→ **YOUR INSTRUCTIONS**: Show every line in the entries below where the word "topbar" appears.

→ **RECORDS SUPPLIED**:
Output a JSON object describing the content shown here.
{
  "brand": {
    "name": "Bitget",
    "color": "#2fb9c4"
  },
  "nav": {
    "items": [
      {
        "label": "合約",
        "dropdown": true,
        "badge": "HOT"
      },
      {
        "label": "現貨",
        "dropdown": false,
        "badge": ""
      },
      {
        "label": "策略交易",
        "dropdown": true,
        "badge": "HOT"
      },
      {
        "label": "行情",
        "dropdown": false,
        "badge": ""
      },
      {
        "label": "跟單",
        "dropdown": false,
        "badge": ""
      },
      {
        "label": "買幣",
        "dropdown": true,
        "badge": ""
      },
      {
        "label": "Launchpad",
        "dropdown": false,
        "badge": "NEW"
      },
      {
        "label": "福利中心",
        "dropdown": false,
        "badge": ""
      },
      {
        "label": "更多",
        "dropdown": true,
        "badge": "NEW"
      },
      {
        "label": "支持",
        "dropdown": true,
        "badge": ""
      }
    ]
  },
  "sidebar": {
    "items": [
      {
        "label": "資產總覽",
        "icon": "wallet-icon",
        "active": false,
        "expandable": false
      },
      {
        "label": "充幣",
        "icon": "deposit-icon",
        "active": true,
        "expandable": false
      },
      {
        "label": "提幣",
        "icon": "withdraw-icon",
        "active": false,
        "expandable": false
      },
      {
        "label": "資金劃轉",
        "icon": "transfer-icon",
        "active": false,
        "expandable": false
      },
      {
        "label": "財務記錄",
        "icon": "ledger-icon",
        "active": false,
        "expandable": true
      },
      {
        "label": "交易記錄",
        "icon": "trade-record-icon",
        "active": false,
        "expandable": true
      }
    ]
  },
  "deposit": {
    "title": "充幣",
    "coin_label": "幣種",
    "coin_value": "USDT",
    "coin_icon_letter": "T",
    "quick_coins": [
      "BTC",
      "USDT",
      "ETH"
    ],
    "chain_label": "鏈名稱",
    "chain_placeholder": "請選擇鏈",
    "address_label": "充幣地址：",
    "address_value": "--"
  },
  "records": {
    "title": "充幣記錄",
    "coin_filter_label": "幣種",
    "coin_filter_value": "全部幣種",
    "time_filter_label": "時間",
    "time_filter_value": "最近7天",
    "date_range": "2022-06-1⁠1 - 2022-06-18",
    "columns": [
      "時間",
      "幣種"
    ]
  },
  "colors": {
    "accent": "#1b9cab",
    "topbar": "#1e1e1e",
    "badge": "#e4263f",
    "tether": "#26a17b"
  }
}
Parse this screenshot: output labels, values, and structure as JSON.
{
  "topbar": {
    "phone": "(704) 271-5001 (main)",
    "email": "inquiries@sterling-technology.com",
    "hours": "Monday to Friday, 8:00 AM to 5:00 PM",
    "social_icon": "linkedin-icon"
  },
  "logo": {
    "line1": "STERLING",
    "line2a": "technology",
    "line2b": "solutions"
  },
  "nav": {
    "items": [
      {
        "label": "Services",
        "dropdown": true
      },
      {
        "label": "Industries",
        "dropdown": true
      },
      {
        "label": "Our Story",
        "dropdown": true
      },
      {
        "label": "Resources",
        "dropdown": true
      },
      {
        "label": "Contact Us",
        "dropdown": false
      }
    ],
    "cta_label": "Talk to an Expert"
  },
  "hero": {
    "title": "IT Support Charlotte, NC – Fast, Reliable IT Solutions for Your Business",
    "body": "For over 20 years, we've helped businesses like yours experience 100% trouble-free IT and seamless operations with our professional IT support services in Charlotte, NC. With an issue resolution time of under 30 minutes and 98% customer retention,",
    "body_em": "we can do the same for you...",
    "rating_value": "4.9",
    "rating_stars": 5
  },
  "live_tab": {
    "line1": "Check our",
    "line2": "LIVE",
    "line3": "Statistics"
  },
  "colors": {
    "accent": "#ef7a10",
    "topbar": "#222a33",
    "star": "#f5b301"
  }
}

→ **CORRECT ANSWER**:
    "topbar": "#1e1e1e",
  "topbar": {
    "topbar": "#222a33",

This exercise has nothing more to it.